(Goal): Type out the complete listing below word for word, without its pictures.

[Figure content listings]

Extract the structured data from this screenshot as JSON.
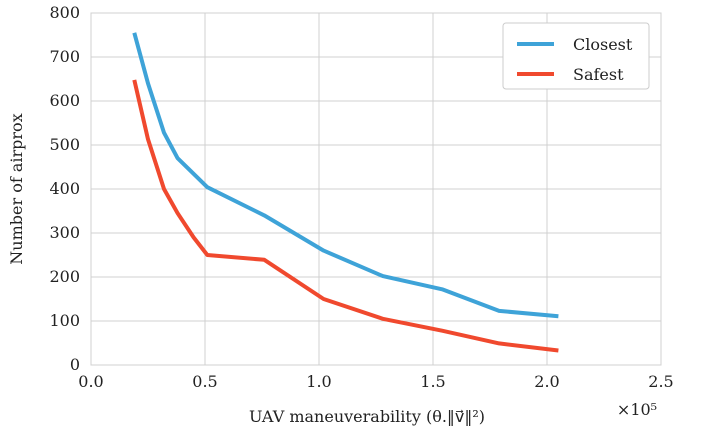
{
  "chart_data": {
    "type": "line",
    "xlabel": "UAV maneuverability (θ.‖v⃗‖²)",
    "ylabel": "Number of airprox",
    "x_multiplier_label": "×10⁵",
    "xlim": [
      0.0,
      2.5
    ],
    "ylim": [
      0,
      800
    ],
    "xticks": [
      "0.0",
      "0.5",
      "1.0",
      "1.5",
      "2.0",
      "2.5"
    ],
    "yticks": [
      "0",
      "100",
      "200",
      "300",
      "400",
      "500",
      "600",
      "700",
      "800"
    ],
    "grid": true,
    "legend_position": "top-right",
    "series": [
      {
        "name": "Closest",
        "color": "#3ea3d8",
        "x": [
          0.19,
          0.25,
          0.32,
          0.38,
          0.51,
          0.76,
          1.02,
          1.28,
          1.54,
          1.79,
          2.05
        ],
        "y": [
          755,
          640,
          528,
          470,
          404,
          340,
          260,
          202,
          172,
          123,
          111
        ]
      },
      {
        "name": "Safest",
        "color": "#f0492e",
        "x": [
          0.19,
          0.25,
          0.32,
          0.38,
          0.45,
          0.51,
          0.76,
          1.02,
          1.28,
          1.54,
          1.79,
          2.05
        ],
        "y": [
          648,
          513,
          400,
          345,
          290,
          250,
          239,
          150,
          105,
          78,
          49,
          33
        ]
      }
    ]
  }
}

(Response to this exercise):
Extract the structured data from this screenshot as JSON.
{
  "chart_data": {
    "type": "line",
    "xlabel": "UAV maneuverability (θ.‖v⃗‖²)",
    "ylabel": "Number of airprox",
    "x_multiplier_label": "×10⁵",
    "xlim": [
      0.0,
      2.5
    ],
    "ylim": [
      0,
      800
    ],
    "xticks": [
      "0.0",
      "0.5",
      "1.0",
      "1.5",
      "2.0",
      "2.5"
    ],
    "yticks": [
      "0",
      "100",
      "200",
      "300",
      "400",
      "500",
      "600",
      "700",
      "800"
    ],
    "grid": true,
    "legend_position": "top-right",
    "series": [
      {
        "name": "Closest",
        "color": "#3ea3d8",
        "x": [
          0.19,
          0.25,
          0.32,
          0.38,
          0.51,
          0.76,
          1.02,
          1.28,
          1.54,
          1.79,
          2.05
        ],
        "y": [
          755,
          640,
          528,
          470,
          404,
          340,
          260,
          202,
          172,
          123,
          111
        ]
      },
      {
        "name": "Safest",
        "color": "#f0492e",
        "x": [
          0.19,
          0.25,
          0.32,
          0.38,
          0.45,
          0.51,
          0.76,
          1.02,
          1.28,
          1.54,
          1.79,
          2.05
        ],
        "y": [
          648,
          513,
          400,
          345,
          290,
          250,
          239,
          150,
          105,
          78,
          49,
          33
        ]
      }
    ]
  }
}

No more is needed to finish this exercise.